— Begin Material supplied —

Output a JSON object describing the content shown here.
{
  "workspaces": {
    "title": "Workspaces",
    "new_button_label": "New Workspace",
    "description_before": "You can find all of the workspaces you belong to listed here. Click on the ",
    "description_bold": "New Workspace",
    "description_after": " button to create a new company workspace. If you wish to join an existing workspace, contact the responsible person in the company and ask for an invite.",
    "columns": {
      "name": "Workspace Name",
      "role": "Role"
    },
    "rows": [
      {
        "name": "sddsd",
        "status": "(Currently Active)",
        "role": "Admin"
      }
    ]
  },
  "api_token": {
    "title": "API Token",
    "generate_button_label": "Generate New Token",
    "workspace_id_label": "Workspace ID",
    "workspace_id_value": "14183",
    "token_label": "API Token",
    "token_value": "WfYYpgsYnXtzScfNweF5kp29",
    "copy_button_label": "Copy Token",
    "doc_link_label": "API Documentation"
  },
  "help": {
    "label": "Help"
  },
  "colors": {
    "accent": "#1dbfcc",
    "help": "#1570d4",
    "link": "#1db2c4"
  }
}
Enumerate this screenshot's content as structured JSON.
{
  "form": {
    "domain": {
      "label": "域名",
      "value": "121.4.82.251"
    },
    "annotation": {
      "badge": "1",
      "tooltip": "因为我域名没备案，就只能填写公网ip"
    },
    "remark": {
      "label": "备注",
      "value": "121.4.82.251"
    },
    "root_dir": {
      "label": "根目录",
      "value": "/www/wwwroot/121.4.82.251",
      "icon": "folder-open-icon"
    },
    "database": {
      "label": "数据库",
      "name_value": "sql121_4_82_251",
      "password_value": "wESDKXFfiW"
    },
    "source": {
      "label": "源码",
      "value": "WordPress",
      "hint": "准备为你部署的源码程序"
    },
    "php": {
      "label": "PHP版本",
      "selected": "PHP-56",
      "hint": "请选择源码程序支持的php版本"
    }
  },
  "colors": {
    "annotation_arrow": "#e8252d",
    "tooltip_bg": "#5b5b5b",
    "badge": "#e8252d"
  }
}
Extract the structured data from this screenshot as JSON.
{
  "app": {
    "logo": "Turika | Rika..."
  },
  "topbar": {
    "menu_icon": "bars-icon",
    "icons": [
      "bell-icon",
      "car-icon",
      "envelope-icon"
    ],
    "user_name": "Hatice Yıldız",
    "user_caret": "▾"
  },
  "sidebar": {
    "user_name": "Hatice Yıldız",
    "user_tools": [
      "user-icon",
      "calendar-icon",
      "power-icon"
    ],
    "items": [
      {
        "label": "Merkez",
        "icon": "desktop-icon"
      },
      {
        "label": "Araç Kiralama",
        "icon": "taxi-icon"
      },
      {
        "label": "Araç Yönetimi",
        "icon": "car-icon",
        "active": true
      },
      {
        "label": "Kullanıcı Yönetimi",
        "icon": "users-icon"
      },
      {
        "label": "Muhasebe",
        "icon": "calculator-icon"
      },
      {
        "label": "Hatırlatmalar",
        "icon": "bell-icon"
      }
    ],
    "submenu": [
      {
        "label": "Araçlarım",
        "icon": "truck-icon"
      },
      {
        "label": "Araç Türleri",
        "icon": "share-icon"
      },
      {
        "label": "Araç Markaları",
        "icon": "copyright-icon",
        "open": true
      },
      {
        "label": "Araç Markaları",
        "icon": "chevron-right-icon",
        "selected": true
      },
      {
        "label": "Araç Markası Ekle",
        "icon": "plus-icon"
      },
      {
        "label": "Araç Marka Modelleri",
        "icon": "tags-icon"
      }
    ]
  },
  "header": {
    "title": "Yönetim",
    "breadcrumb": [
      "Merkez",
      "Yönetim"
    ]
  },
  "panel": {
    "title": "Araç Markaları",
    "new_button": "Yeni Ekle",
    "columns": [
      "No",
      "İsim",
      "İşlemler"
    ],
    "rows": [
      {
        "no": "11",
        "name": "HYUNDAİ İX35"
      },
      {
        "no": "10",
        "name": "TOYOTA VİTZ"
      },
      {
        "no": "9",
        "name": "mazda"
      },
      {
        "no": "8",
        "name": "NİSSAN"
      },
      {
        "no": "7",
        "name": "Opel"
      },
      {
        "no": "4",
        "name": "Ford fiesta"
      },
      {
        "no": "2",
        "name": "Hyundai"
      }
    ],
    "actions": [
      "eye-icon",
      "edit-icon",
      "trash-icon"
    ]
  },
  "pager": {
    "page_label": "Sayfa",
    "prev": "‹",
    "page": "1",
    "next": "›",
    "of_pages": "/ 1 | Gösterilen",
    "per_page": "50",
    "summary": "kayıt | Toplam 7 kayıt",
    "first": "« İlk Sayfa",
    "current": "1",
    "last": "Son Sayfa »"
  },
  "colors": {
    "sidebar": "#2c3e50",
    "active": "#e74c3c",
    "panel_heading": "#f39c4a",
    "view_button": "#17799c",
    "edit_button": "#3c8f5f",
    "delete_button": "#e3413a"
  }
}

— End Material supplied —

Reproduce the full listing word for word.

Output a JSON object describing the content shown here.
{
  "workspaces": {
    "title": "Workspaces",
    "new_button_label": "New Workspace",
    "description_before": "You can find all of the workspaces you belong to listed here. Click on the ",
    "description_bold": "New Workspace",
    "description_after": " button to create a new company workspace. If you wish to join an existing workspace, contact the responsible person in the company and ask for an invite.",
    "columns": {
      "name": "Workspace Name",
      "role": "Role"
    },
    "rows": [
      {
        "name": "sddsd",
        "status": "(Currently Active)",
        "role": "Admin"
      }
    ]
  },
  "api_token": {
    "title": "API Token",
    "generate_button_label": "Generate New Token",
    "workspace_id_label": "Workspace ID",
    "workspace_id_value": "14183",
    "token_label": "API Token",
    "token_value": "WfYYpgsYnXtzScfNweF5kp29",
    "copy_button_label": "Copy Token",
    "doc_link_label": "API Documentation"
  },
  "help": {
    "label": "Help"
  },
  "colors": {
    "accent": "#1dbfcc",
    "help": "#1570d4",
    "link": "#1db2c4"
  }
}
Enumerate this screenshot's content as structured JSON.
{
  "form": {
    "domain": {
      "label": "域名",
      "value": "121.4.82.251"
    },
    "annotation": {
      "badge": "1",
      "tooltip": "因为我域名没备案，就只能填写公网ip"
    },
    "remark": {
      "label": "备注",
      "value": "121.4.82.251"
    },
    "root_dir": {
      "label": "根目录",
      "value": "/www/wwwroot/121.4.82.251",
      "icon": "folder-open-icon"
    },
    "database": {
      "label": "数据库",
      "name_value": "sql121_4_82_251",
      "password_value": "wESDKXFfiW"
    },
    "source": {
      "label": "源码",
      "value": "WordPress",
      "hint": "准备为你部署的源码程序"
    },
    "php": {
      "label": "PHP版本",
      "selected": "PHP-56",
      "hint": "请选择源码程序支持的php版本"
    }
  },
  "colors": {
    "annotation_arrow": "#e8252d",
    "tooltip_bg": "#5b5b5b",
    "badge": "#e8252d"
  }
}
Extract the structured data from this screenshot as JSON.
{
  "app": {
    "logo": "Turika | Rika..."
  },
  "topbar": {
    "menu_icon": "bars-icon",
    "icons": [
      "bell-icon",
      "car-icon",
      "envelope-icon"
    ],
    "user_name": "Hatice Yıldız",
    "user_caret": "▾"
  },
  "sidebar": {
    "user_name": "Hatice Yıldız",
    "user_tools": [
      "user-icon",
      "calendar-icon",
      "power-icon"
    ],
    "items": [
      {
        "label": "Merkez",
        "icon": "desktop-icon"
      },
      {
        "label": "Araç Kiralama",
        "icon": "taxi-icon"
      },
      {
        "label": "Araç Yönetimi",
        "icon": "car-icon",
        "active": true
      },
      {
        "label": "Kullanıcı Yönetimi",
        "icon": "users-icon"
      },
      {
        "label": "Muhasebe",
        "icon": "calculator-icon"
      },
      {
        "label": "Hatırlatmalar",
        "icon": "bell-icon"
      }
    ],
    "submenu": [
      {
        "label": "Araçlarım",
        "icon": "truck-icon"
      },
      {
        "label": "Araç Türleri",
        "icon": "share-icon"
      },
      {
        "label": "Araç Markaları",
        "icon": "copyright-icon",
        "open": true
      },
      {
        "label": "Araç Markaları",
        "icon": "chevron-right-icon",
        "selected": true
      },
      {
        "label": "Araç Markası Ekle",
        "icon": "plus-icon"
      },
      {
        "label": "Araç Marka Modelleri",
        "icon": "tags-icon"
      }
    ]
  },
  "header": {
    "title": "Yönetim",
    "breadcrumb": [
      "Merkez",
      "Yönetim"
    ]
  },
  "panel": {
    "title": "Araç Markaları",
    "new_button": "Yeni Ekle",
    "columns": [
      "No",
      "İsim",
      "İşlemler"
    ],
    "rows": [
      {
        "no": "11",
        "name": "HYUNDAİ İX35"
      },
      {
        "no": "10",
        "name": "TOYOTA VİTZ"
      },
      {
        "no": "9",
        "name": "mazda"
      },
      {
        "no": "8",
        "name": "NİSSAN"
      },
      {
        "no": "7",
        "name": "Opel"
      },
      {
        "no": "4",
        "name": "Ford fiesta"
      },
      {
        "no": "2",
        "name": "Hyundai"
      }
    ],
    "actions": [
      "eye-icon",
      "edit-icon",
      "trash-icon"
    ]
  },
  "pager": {
    "page_label": "Sayfa",
    "prev": "‹",
    "page": "1",
    "next": "›",
    "of_pages": "/ 1 | Gösterilen",
    "per_page": "50",
    "summary": "kayıt | Toplam 7 kayıt",
    "first": "« İlk Sayfa",
    "current": "1",
    "last": "Son Sayfa »"
  },
  "colors": {
    "sidebar": "#2c3e50",
    "active": "#e74c3c",
    "panel_heading": "#f39c4a",
    "view_button": "#17799c",
    "edit_button": "#3c8f5f",
    "delete_button": "#e3413a"
  }
}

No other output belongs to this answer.